Task material =
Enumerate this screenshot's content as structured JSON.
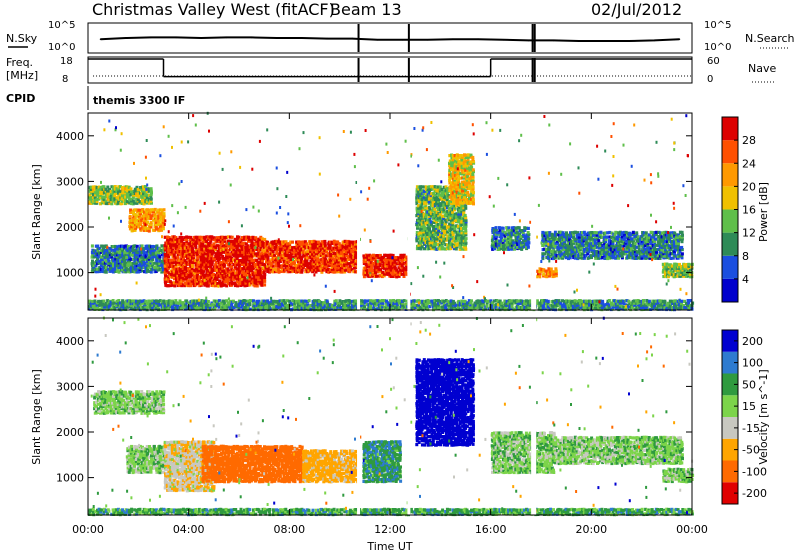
{
  "header": {
    "station": "Christmas Valley West (fitACF)",
    "beam": "Beam 13",
    "date": "02/Jul/2012"
  },
  "noise_panel": {
    "left_label": "N.Sky",
    "right_label": "N.Search",
    "left_ticks": [
      "10^5",
      "10^0"
    ],
    "right_ticks": [
      "10^5",
      "10^0"
    ]
  },
  "freq_panel": {
    "left_label_1": "Freq.",
    "left_label_2": "[MHz]",
    "right_label": "Nave",
    "left_ticks": [
      "18",
      "8"
    ],
    "right_ticks": [
      "60",
      "0"
    ]
  },
  "cpid": {
    "label": "CPID",
    "program": "themis 3300 IF"
  },
  "chart_data": [
    {
      "type": "line",
      "name_left": "N.Sky",
      "name_right": "N.Search",
      "ylim_left": [
        1,
        100000
      ],
      "log_scale": true,
      "x": [
        "00:00",
        "01:00",
        "02:00",
        "03:00",
        "04:00",
        "05:00",
        "06:00",
        "07:00",
        "08:00",
        "09:00",
        "10:00",
        "11:00",
        "12:00",
        "13:00",
        "14:00",
        "15:00",
        "16:00",
        "17:00",
        "18:00",
        "19:00",
        "20:00",
        "21:00",
        "22:00",
        "23:00"
      ],
      "y_sky_log10": [
        2.3,
        2.5,
        2.6,
        2.6,
        2.5,
        2.6,
        2.6,
        2.5,
        2.5,
        2.4,
        2.4,
        2.2,
        2.2,
        2.2,
        2.3,
        2.3,
        2.2,
        2.1,
        2.1,
        2.0,
        2.0,
        2.0,
        2.1,
        2.3
      ]
    },
    {
      "type": "line",
      "name_left": "Freq. [MHz]",
      "name_right": "Nave",
      "ylim_left": [
        8,
        18
      ],
      "ylim_right": [
        0,
        60
      ],
      "freq_steps": [
        {
          "from": "00:00",
          "to": "03:00",
          "value": 18
        },
        {
          "from": "03:00",
          "to": "16:00",
          "value": 10
        },
        {
          "from": "16:00",
          "to": "24:00",
          "value": 18
        }
      ],
      "gaps": [
        "10:45",
        "12:45",
        "17:40",
        "17:45"
      ]
    },
    {
      "type": "heatmap",
      "quantity": "Power",
      "ylabel": "Slant Range [km]",
      "colorbar_label": "Power [dB]",
      "colorbar_ticks": [
        4,
        8,
        12,
        16,
        20,
        24,
        28
      ],
      "clim": [
        0,
        30
      ],
      "yticks": [
        1000,
        2000,
        3000,
        4000
      ],
      "ylim": [
        180,
        4500
      ],
      "xticks": [
        "00:00",
        "04:00",
        "08:00",
        "12:00",
        "16:00",
        "20:00",
        "00:00"
      ],
      "regions": [
        {
          "t0": 0.0,
          "t1": 2.5,
          "r0": 2500,
          "r1": 2900,
          "level": 14
        },
        {
          "t0": 1.6,
          "t1": 3.0,
          "r0": 1900,
          "r1": 2400,
          "level": 20
        },
        {
          "t0": 0.1,
          "t1": 3.0,
          "r0": 1000,
          "r1": 1600,
          "level": 8
        },
        {
          "t0": 3.0,
          "t1": 7.0,
          "r0": 700,
          "r1": 1800,
          "level": 27
        },
        {
          "t0": 7.0,
          "t1": 10.7,
          "r0": 1000,
          "r1": 1700,
          "level": 26
        },
        {
          "t0": 10.9,
          "t1": 12.7,
          "r0": 900,
          "r1": 1400,
          "level": 27
        },
        {
          "t0": 13.0,
          "t1": 15.0,
          "r0": 1500,
          "r1": 2900,
          "level": 12
        },
        {
          "t0": 14.3,
          "t1": 15.3,
          "r0": 2500,
          "r1": 3600,
          "level": 18
        },
        {
          "t0": 16.0,
          "t1": 17.5,
          "r0": 1500,
          "r1": 2000,
          "level": 8
        },
        {
          "t0": 17.6,
          "t1": 18.6,
          "r0": 900,
          "r1": 1100,
          "level": 22
        },
        {
          "t0": 18.0,
          "t1": 23.6,
          "r0": 1300,
          "r1": 1900,
          "level": 8
        },
        {
          "t0": 22.8,
          "t1": 24.0,
          "r0": 900,
          "r1": 1200,
          "level": 14
        },
        {
          "t0": 0.0,
          "t1": 24.0,
          "r0": 180,
          "r1": 400,
          "level": 10
        }
      ]
    },
    {
      "type": "heatmap",
      "quantity": "Velocity",
      "ylabel": "Slant Range [km]",
      "colorbar_label": "Velocity [m s^-1]",
      "colorbar_ticks": [
        200,
        100,
        50,
        15,
        -15,
        -50,
        -100,
        -200
      ],
      "clim": [
        -250,
        250
      ],
      "yticks": [
        1000,
        2000,
        3000,
        4000
      ],
      "ylim": [
        180,
        4500
      ],
      "xticks": [
        "00:00",
        "04:00",
        "08:00",
        "12:00",
        "16:00",
        "20:00",
        "00:00"
      ],
      "xlabel": "Time UT",
      "regions": [
        {
          "t0": 0.2,
          "t1": 3.0,
          "r0": 2400,
          "r1": 2900,
          "level": 0
        },
        {
          "t0": 1.5,
          "t1": 3.0,
          "r0": 1100,
          "r1": 1700,
          "level": 0
        },
        {
          "t0": 3.0,
          "t1": 5.0,
          "r0": 700,
          "r1": 1800,
          "level": -40
        },
        {
          "t0": 4.5,
          "t1": 8.5,
          "r0": 900,
          "r1": 1700,
          "level": -170
        },
        {
          "t0": 8.5,
          "t1": 10.7,
          "r0": 900,
          "r1": 1600,
          "level": -70
        },
        {
          "t0": 10.9,
          "t1": 12.4,
          "r0": 900,
          "r1": 1800,
          "level": 40
        },
        {
          "t0": 13.0,
          "t1": 15.3,
          "r0": 1700,
          "r1": 3600,
          "level": 200
        },
        {
          "t0": 16.0,
          "t1": 18.5,
          "r0": 1100,
          "r1": 2000,
          "level": 0
        },
        {
          "t0": 18.5,
          "t1": 23.6,
          "r0": 1300,
          "r1": 1900,
          "level": 0
        },
        {
          "t0": 22.8,
          "t1": 24.0,
          "r0": 900,
          "r1": 1200,
          "level": 0
        },
        {
          "t0": 0.0,
          "t1": 24.0,
          "r0": 180,
          "r1": 320,
          "level": 30
        }
      ]
    }
  ],
  "colors": {
    "power_scale": [
      "#0000cc",
      "#1b4fe0",
      "#2e8b57",
      "#5fbf4a",
      "#f0c000",
      "#ff9900",
      "#ff5000",
      "#dd0000"
    ],
    "velocity_scale": [
      "#e00000",
      "#ff6a00",
      "#ffa500",
      "#c8c8c0",
      "#7cd44a",
      "#2f9a3f",
      "#2e7bd0",
      "#0000d0"
    ]
  }
}
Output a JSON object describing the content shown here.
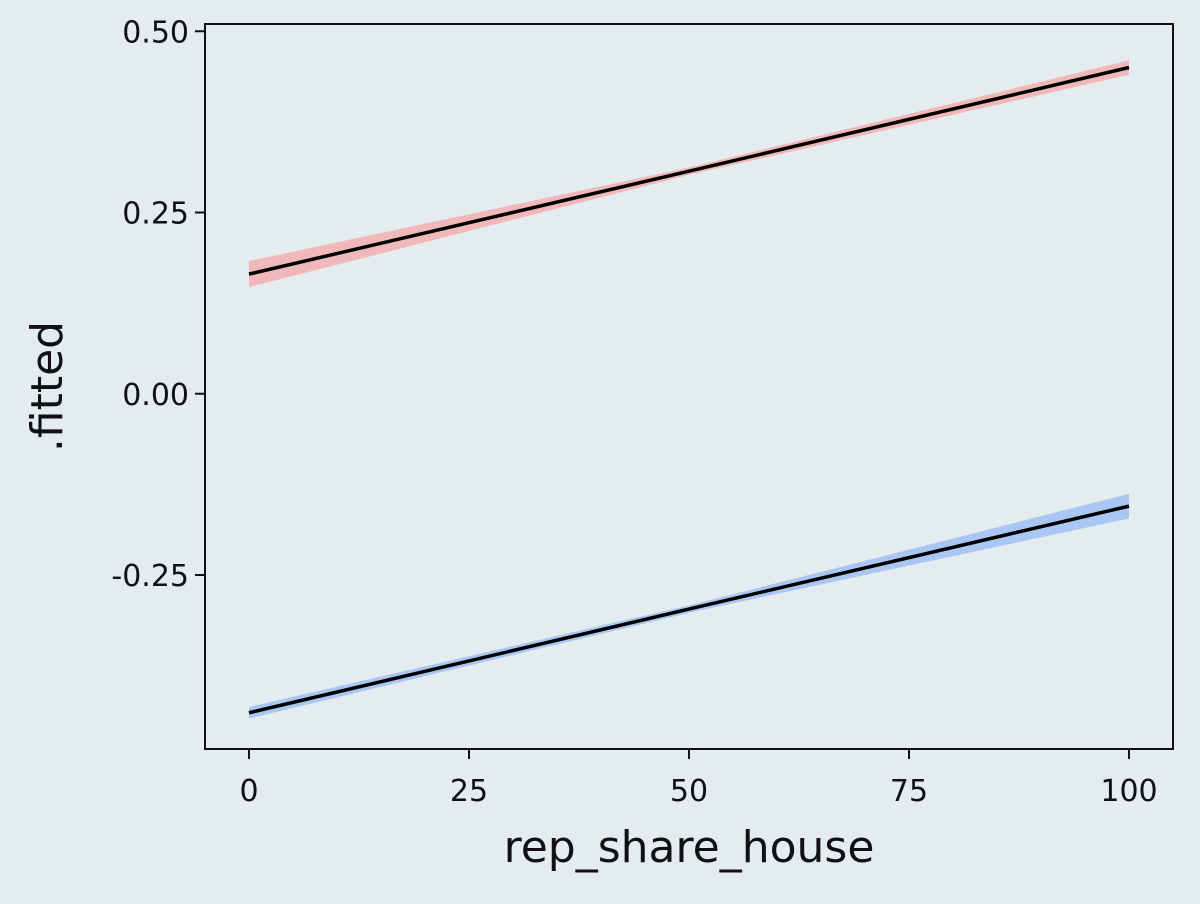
{
  "chart_data": {
    "type": "line",
    "title": "",
    "xlabel": "rep_share_house",
    "ylabel": ".fitted",
    "xlim": [
      -5,
      105
    ],
    "ylim": [
      -0.49,
      0.51
    ],
    "x_ticks": [
      0,
      25,
      50,
      75,
      100
    ],
    "x_tick_labels": [
      "0",
      "25",
      "50",
      "75",
      "100"
    ],
    "y_ticks": [
      0.5,
      0.25,
      0.0,
      -0.25
    ],
    "y_tick_labels": [
      "0.50",
      "0.25",
      "0.00",
      "-0.25"
    ],
    "grid": false,
    "legend": "none",
    "colors": {
      "background": "#e5ecf0",
      "line": "#000000",
      "axis": "#111111"
    },
    "series": [
      {
        "x": [
          0,
          50,
          100
        ],
        "y": [
          0.165,
          0.307,
          0.45
        ],
        "ci_lower": [
          0.147,
          0.302,
          0.44
        ],
        "ci_upper": [
          0.183,
          0.312,
          0.46
        ],
        "band_color": "#f0b8b8"
      },
      {
        "x": [
          0,
          50,
          100
        ],
        "y": [
          -0.44,
          -0.297,
          -0.155
        ],
        "ci_lower": [
          -0.448,
          -0.302,
          -0.172
        ],
        "ci_upper": [
          -0.432,
          -0.292,
          -0.138
        ],
        "band_color": "#a9c7f2"
      }
    ]
  }
}
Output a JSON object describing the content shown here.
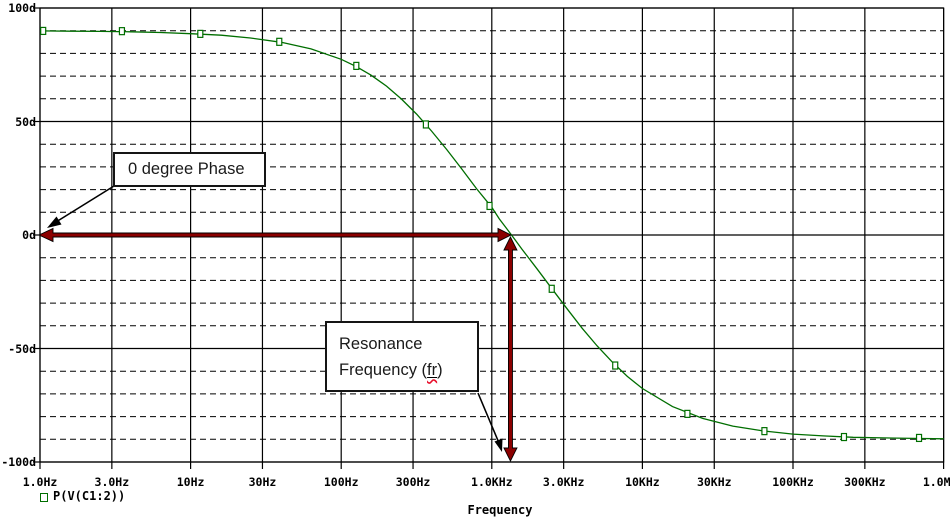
{
  "chart_data": {
    "type": "line",
    "title": "",
    "xlabel": "Frequency",
    "x_scale": "log",
    "x_range_hz": [
      1,
      1000000
    ],
    "y_range_deg": [
      -100,
      100
    ],
    "grid": {
      "major_solid": true,
      "minor_deg_step": 10,
      "minor_style": "dashed"
    },
    "y_ticks": [
      {
        "value": 100,
        "label": "100d"
      },
      {
        "value": 50,
        "label": "50d"
      },
      {
        "value": 0,
        "label": "0d"
      },
      {
        "value": -50,
        "label": "-50d"
      },
      {
        "value": -100,
        "label": "-100d"
      }
    ],
    "x_ticks": [
      {
        "hz": 1,
        "label": "1.0Hz"
      },
      {
        "hz": 3,
        "label": "3.0Hz"
      },
      {
        "hz": 10,
        "label": "10Hz"
      },
      {
        "hz": 30,
        "label": "30Hz"
      },
      {
        "hz": 100,
        "label": "100Hz"
      },
      {
        "hz": 300,
        "label": "300Hz"
      },
      {
        "hz": 1000,
        "label": "1.0KHz"
      },
      {
        "hz": 3000,
        "label": "3.0KHz"
      },
      {
        "hz": 10000,
        "label": "10KHz"
      },
      {
        "hz": 30000,
        "label": "30KHz"
      },
      {
        "hz": 100000,
        "label": "100KHz"
      },
      {
        "hz": 300000,
        "label": "300KHz"
      },
      {
        "hz": 1000000,
        "label": "1.0MHz"
      }
    ],
    "series": [
      {
        "name": "P(V(C1:2))",
        "color": "#006e00",
        "points": [
          [
            1,
            89.9
          ],
          [
            1.6,
            89.8
          ],
          [
            2.5,
            89.7
          ],
          [
            4,
            89.5
          ],
          [
            6.3,
            89.2
          ],
          [
            10,
            88.7
          ],
          [
            16,
            88.0
          ],
          [
            25,
            86.8
          ],
          [
            40,
            84.9
          ],
          [
            63,
            82.0
          ],
          [
            100,
            77.4
          ],
          [
            126,
            74.2
          ],
          [
            158,
            70.4
          ],
          [
            200,
            65.6
          ],
          [
            251,
            59.9
          ],
          [
            316,
            53.3
          ],
          [
            398,
            45.8
          ],
          [
            501,
            37.7
          ],
          [
            631,
            29.1
          ],
          [
            794,
            20.3
          ],
          [
            1000,
            12.2
          ],
          [
            1122,
            7.1
          ],
          [
            1259,
            2.7
          ],
          [
            1413,
            -1.7
          ],
          [
            1585,
            -6.2
          ],
          [
            1995,
            -14.9
          ],
          [
            2512,
            -23.7
          ],
          [
            3162,
            -32.5
          ],
          [
            3981,
            -41.1
          ],
          [
            5012,
            -48.9
          ],
          [
            6310,
            -56.0
          ],
          [
            7943,
            -62.3
          ],
          [
            10000,
            -67.6
          ],
          [
            15849,
            -75.6
          ],
          [
            25119,
            -80.8
          ],
          [
            39811,
            -84.2
          ],
          [
            63096,
            -86.3
          ],
          [
            100000,
            -87.7
          ],
          [
            158489,
            -88.5
          ],
          [
            251189,
            -89.1
          ],
          [
            398107,
            -89.4
          ],
          [
            630957,
            -89.6
          ],
          [
            1000000,
            -89.8
          ]
        ],
        "marker_points": [
          [
            1.05,
            89.9
          ],
          [
            3.5,
            89.8
          ],
          [
            11.6,
            88.6
          ],
          [
            38.8,
            85.1
          ],
          [
            126,
            74.5
          ],
          [
            365,
            48.7
          ],
          [
            966,
            12.8
          ],
          [
            2500,
            -23.7
          ],
          [
            6600,
            -57.5
          ],
          [
            19900,
            -78.8
          ],
          [
            64600,
            -86.4
          ],
          [
            218000,
            -89.0
          ],
          [
            687000,
            -89.4
          ]
        ]
      }
    ],
    "reference_markers": {
      "zero_phase_level_deg": 0,
      "resonance_frequency_hz": 1330
    }
  },
  "legend": {
    "swatch": "green-square-marker",
    "label": "P(V(C1:2))"
  },
  "axis_title": "Frequency",
  "callouts": {
    "phase_note": {
      "text": "0 degree Phase"
    },
    "resonance_note": {
      "line1": "Resonance",
      "line2_prefix": "Frequency (",
      "line2_term": "fr",
      "line2_suffix": ")"
    }
  },
  "colors": {
    "trace": "#006e00",
    "measure_arrow": "#8b0000",
    "grid": "#000000",
    "background": "#ffffff",
    "spellcheck_squiggle": "#e8112d"
  }
}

Description of the task = Say how many lines of the listing above contain "xlabel", with no other words.

Output for this task = 3